Written problem A :: Count how many lines of the records below contain the word "that", with case counting. Give only the number.

Text segment ::
▼
A safety officer from Human Resources Development Canada investigated the accident. He concluded that the driver was an employee of Clarke Road Transport Canada Inc. (Clarke) and that Clarke was subject to the Canada Labour Code, Part II, (hereafter referred to the Code or Part II). He further decided that Clarke was in contravention of paragraph 125.(q) of Code and section 14.39 of the Canada Occupational Safety and Health Regulations (hereto referred to as the COSH Regulations) for having failed to develop and implement procedures for working around cargo that may create a hazard. He also concluded that Clarke was in contravention of paragraph 125.(t) of the Code and subsection 14.3(1) of the COSHRs for having failed to provide a guard or device to protect employees from a hazardous condition while working with materials handling equipment.

Clarke agreed that it was a federally regulated Company and subject to the Code, but asserted that the driver was an independent broker[1] and not an employee of Clarke. The Company also insisted that it had not contravened the Code or the COSH Regulations as alleged by the safety officer. As a result, Clarke requested a review of the direction pursuant to section 146 of the Code. Review hearings were held on July 6, 1999 in Truro, N.S. and on July 29 and September 1, 1999, in Halifax, N.S. Final written arguments were submitted on February 7, 2000.

Safety Officer:


Before the hearings, safety officer Mark Fougere submitted to the Regional Safety Officer a copy of his accident investigation report and numerous documents he had obtained and considered during his investigation. He also testified at the review hearings. The documents will not be repeated here but are included in the file. I retain the following facts from the documents and his testimony.
▲
Written problem B :: Transcribe the part of the text on the Clarke review above between "Before the hearings, safety" and "and his testimony.", inclusive.

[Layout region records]
▼
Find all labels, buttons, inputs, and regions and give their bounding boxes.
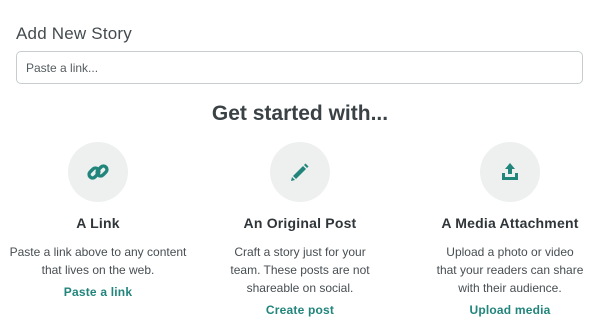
- option-title: An Original Post: [243, 215, 357, 231]
- option-description: Paste a link above to any content that l…: [9, 245, 187, 277]
- create-post-link[interactable]: Create post: [266, 303, 334, 317]
- upload-media-link[interactable]: Upload media: [469, 303, 550, 317]
- option-description: Craft a story just for your team. These …: [230, 245, 370, 295]
- paste-link-input[interactable]: [16, 51, 583, 84]
- option-title: A Link: [76, 215, 120, 231]
- link-icon-circle[interactable]: [68, 142, 128, 202]
- page-title: Add New Story: [16, 24, 132, 44]
- option-description: Upload a photo or video that your reader…: [436, 245, 584, 295]
- option-original-post: An Original Post Craft a story just for …: [200, 142, 400, 319]
- option-media-attachment: A Media Attachment Upload a photo or vid…: [410, 142, 600, 319]
- link-icon: [87, 164, 109, 180]
- option-title: A Media Attachment: [441, 215, 579, 231]
- pencil-icon: [291, 163, 309, 181]
- upload-icon-circle[interactable]: [480, 142, 540, 202]
- upload-icon: [502, 163, 518, 180]
- option-link: A Link Paste a link above to any content…: [0, 142, 198, 301]
- story-type-options: A Link Paste a link above to any content…: [0, 142, 600, 317]
- pencil-icon-circle[interactable]: [270, 142, 330, 202]
- paste-link-link[interactable]: Paste a link: [64, 285, 132, 299]
- get-started-heading: Get started with...: [211, 102, 389, 125]
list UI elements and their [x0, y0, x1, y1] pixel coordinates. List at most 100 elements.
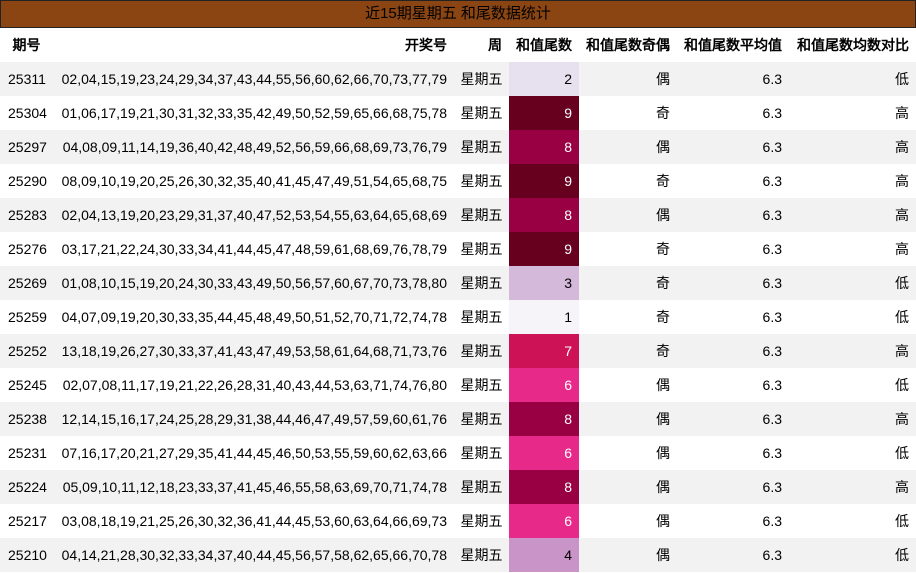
- cell-tail: 6: [509, 436, 579, 470]
- cell-cmp: 低: [789, 538, 916, 572]
- cell-numbers: 04,07,09,19,20,30,33,35,44,45,48,49,50,5…: [53, 300, 454, 334]
- table-row: 25217 03,08,18,19,21,25,26,30,32,36,41,44…: [0, 504, 916, 538]
- cell-tail: 2: [509, 62, 579, 96]
- cell-cmp: 低: [789, 504, 916, 538]
- cell-tail: 4: [509, 538, 579, 572]
- cell-parity: 偶: [579, 130, 677, 164]
- cell-tail: 7: [509, 334, 579, 368]
- cell-tail: 1: [509, 300, 579, 334]
- cell-parity: 偶: [579, 538, 677, 572]
- cell-avg: 6.3: [677, 62, 789, 96]
- col-header-id: 期号: [0, 28, 53, 62]
- cell-avg: 6.3: [677, 402, 789, 436]
- cell-avg: 6.3: [677, 232, 789, 266]
- cell-parity: 偶: [579, 470, 677, 504]
- cell-cmp: 低: [789, 368, 916, 402]
- table-row: 25252 13,18,19,26,27,30,33,37,41,43,47,49…: [0, 334, 916, 368]
- cell-parity: 偶: [579, 62, 677, 96]
- table-row: 25290 08,09,10,19,20,25,26,30,32,35,40,41…: [0, 164, 916, 198]
- cell-tail: 8: [509, 130, 579, 164]
- cell-numbers: 01,06,17,19,21,30,31,32,33,35,42,49,50,5…: [53, 96, 454, 130]
- cell-id: 25304: [0, 96, 53, 130]
- cell-week: 星期五: [454, 436, 509, 470]
- cell-cmp: 高: [789, 198, 916, 232]
- cell-tail: 6: [509, 368, 579, 402]
- cell-cmp: 低: [789, 266, 916, 300]
- cell-week: 星期五: [454, 198, 509, 232]
- table-title: 近15期星期五 和尾数据统计: [0, 0, 916, 28]
- cell-week: 星期五: [454, 368, 509, 402]
- cell-week: 星期五: [454, 402, 509, 436]
- cell-week: 星期五: [454, 334, 509, 368]
- cell-week: 星期五: [454, 538, 509, 572]
- cell-tail: 8: [509, 198, 579, 232]
- cell-avg: 6.3: [677, 368, 789, 402]
- cell-tail: 9: [509, 164, 579, 198]
- cell-week: 星期五: [454, 130, 509, 164]
- cell-avg: 6.3: [677, 266, 789, 300]
- cell-id: 25231: [0, 436, 53, 470]
- cell-week: 星期五: [454, 300, 509, 334]
- cell-id: 25283: [0, 198, 53, 232]
- cell-cmp: 高: [789, 130, 916, 164]
- cell-numbers: 13,18,19,26,27,30,33,37,41,43,47,49,53,5…: [53, 334, 454, 368]
- table-row: 25304 01,06,17,19,21,30,31,32,33,35,42,49…: [0, 96, 916, 130]
- col-header-numbers: 开奖号: [53, 28, 454, 62]
- table-row: 25238 12,14,15,16,17,24,25,28,29,31,38,44…: [0, 402, 916, 436]
- cell-cmp: 高: [789, 96, 916, 130]
- cell-parity: 奇: [579, 266, 677, 300]
- cell-cmp: 高: [789, 470, 916, 504]
- cell-tail: 8: [509, 402, 579, 436]
- table-row: 25297 04,08,09,11,14,19,36,40,42,48,49,52…: [0, 130, 916, 164]
- cell-numbers: 07,16,17,20,21,27,29,35,41,44,45,46,50,5…: [53, 436, 454, 470]
- col-header-tail: 和值尾数: [509, 28, 579, 62]
- table-body: 25311 02,04,15,19,23,24,29,34,37,43,44,55…: [0, 62, 916, 572]
- cell-week: 星期五: [454, 504, 509, 538]
- table-row: 25259 04,07,09,19,20,30,33,35,44,45,48,49…: [0, 300, 916, 334]
- cell-numbers: 04,14,21,28,30,32,33,34,37,40,44,45,56,5…: [53, 538, 454, 572]
- cell-parity: 偶: [579, 436, 677, 470]
- header-row: 期号 开奖号 周 和值尾数 和值尾数奇偶 和值尾数平均值 和值尾数均数对比: [0, 28, 916, 62]
- cell-tail: 9: [509, 96, 579, 130]
- cell-week: 星期五: [454, 232, 509, 266]
- cell-id: 25290: [0, 164, 53, 198]
- cell-id: 25311: [0, 62, 53, 96]
- cell-avg: 6.3: [677, 470, 789, 504]
- cell-avg: 6.3: [677, 334, 789, 368]
- cell-numbers: 08,09,10,19,20,25,26,30,32,35,40,41,45,4…: [53, 164, 454, 198]
- cell-parity: 奇: [579, 300, 677, 334]
- cell-parity: 偶: [579, 402, 677, 436]
- cell-cmp: 高: [789, 334, 916, 368]
- cell-id: 25210: [0, 538, 53, 572]
- table-row: 25245 02,07,08,11,17,19,21,22,26,28,31,40…: [0, 368, 916, 402]
- cell-cmp: 低: [789, 436, 916, 470]
- table-row: 25283 02,04,13,19,20,23,29,31,37,40,47,52…: [0, 198, 916, 232]
- cell-id: 25224: [0, 470, 53, 504]
- cell-parity: 偶: [579, 198, 677, 232]
- table-row: 25224 05,09,10,11,12,18,23,33,37,41,45,46…: [0, 470, 916, 504]
- cell-cmp: 低: [789, 300, 916, 334]
- table-row: 25276 03,17,21,22,24,30,33,34,41,44,45,47…: [0, 232, 916, 266]
- cell-avg: 6.3: [677, 96, 789, 130]
- cell-numbers: 01,08,10,15,19,20,24,30,33,43,49,50,56,5…: [53, 266, 454, 300]
- cell-numbers: 12,14,15,16,17,24,25,28,29,31,38,44,46,4…: [53, 402, 454, 436]
- cell-id: 25252: [0, 334, 53, 368]
- cell-numbers: 03,17,21,22,24,30,33,34,41,44,45,47,48,5…: [53, 232, 454, 266]
- cell-parity: 偶: [579, 368, 677, 402]
- cell-avg: 6.3: [677, 504, 789, 538]
- cell-parity: 奇: [579, 334, 677, 368]
- stats-table: 期号 开奖号 周 和值尾数 和值尾数奇偶 和值尾数平均值 和值尾数均数对比 25…: [0, 28, 916, 572]
- cell-week: 星期五: [454, 96, 509, 130]
- cell-week: 星期五: [454, 62, 509, 96]
- table-row: 25311 02,04,15,19,23,24,29,34,37,43,44,55…: [0, 62, 916, 96]
- cell-avg: 6.3: [677, 538, 789, 572]
- cell-tail: 6: [509, 504, 579, 538]
- cell-avg: 6.3: [677, 436, 789, 470]
- cell-id: 25276: [0, 232, 53, 266]
- table-row: 25231 07,16,17,20,21,27,29,35,41,44,45,46…: [0, 436, 916, 470]
- table-row: 25210 04,14,21,28,30,32,33,34,37,40,44,45…: [0, 538, 916, 572]
- cell-id: 25259: [0, 300, 53, 334]
- col-header-week: 周: [454, 28, 509, 62]
- cell-tail: 9: [509, 232, 579, 266]
- cell-cmp: 高: [789, 164, 916, 198]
▲
Correct answer A :: 2

Correct answer B ::
Before the hearings, safety officer Mark Fougere submitted to the Regional Safety Officer a copy of his accident investigation report and numerous documents he had obtained and considered during his investigation. He also testified at the review hearings. The documents will not be repeated here but are included in the file. I retain the following facts from the documents and his testimony.